=== Directions for this task ===
Search the records for the word "Gypse" and report each line that has it.

-- START --

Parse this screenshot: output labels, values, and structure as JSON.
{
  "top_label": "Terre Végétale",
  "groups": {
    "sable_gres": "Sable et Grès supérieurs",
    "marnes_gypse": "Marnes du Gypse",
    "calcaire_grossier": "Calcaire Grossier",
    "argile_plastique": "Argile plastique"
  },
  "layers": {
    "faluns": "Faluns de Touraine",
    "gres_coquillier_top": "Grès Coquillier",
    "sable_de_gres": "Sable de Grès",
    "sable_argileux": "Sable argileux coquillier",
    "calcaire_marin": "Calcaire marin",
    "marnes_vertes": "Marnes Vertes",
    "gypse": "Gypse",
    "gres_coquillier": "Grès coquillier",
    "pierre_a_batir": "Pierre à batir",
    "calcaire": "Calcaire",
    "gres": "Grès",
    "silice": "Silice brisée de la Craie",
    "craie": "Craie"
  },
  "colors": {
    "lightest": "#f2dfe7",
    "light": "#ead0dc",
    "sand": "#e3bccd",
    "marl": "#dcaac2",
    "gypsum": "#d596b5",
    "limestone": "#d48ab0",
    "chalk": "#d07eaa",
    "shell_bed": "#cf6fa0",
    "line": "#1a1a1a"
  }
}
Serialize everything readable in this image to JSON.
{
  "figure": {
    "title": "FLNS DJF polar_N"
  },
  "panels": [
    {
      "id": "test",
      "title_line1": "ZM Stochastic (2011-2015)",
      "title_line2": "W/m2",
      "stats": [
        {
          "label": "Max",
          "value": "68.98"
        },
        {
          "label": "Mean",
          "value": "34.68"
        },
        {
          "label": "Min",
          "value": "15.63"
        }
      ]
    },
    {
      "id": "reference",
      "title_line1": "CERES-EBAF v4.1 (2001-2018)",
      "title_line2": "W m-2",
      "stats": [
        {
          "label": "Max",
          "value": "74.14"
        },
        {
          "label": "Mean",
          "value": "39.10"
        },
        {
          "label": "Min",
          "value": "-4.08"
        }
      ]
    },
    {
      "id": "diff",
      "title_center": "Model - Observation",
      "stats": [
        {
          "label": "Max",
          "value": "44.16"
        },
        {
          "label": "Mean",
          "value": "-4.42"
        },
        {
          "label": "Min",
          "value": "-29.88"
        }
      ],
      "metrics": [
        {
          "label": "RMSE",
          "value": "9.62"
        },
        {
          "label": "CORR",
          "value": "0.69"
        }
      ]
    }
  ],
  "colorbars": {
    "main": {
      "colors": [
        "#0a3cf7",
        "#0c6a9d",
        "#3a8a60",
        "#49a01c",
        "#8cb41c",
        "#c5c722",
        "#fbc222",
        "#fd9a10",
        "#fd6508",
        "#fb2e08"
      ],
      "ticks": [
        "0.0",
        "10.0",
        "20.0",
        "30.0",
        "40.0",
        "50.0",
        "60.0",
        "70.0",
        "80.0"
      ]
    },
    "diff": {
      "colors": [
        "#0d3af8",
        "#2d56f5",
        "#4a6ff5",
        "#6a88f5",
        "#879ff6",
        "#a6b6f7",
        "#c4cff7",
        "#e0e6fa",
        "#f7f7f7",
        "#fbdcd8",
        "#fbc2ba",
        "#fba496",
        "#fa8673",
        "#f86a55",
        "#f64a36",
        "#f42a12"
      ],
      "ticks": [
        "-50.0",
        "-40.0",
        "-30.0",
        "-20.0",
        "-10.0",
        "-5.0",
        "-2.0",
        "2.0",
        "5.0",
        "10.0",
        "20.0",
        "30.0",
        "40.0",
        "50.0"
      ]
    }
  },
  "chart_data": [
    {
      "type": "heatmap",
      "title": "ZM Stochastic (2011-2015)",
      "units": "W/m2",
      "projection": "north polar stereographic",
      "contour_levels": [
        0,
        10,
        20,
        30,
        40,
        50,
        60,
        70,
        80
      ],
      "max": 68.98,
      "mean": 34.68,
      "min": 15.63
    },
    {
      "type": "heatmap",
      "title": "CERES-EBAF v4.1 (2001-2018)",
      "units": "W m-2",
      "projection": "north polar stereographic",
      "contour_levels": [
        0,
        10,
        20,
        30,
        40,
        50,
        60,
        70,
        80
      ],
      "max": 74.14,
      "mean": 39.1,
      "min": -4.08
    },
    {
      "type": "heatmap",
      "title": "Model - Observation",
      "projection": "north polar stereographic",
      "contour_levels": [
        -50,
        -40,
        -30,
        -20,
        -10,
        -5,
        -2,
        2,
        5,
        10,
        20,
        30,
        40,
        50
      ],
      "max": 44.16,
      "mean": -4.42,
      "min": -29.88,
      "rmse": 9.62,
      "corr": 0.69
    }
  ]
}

-- END --

=== Expected answer ===
    "marnes_gypse": "Marnes du Gypse",
    "gypse": "Gypse",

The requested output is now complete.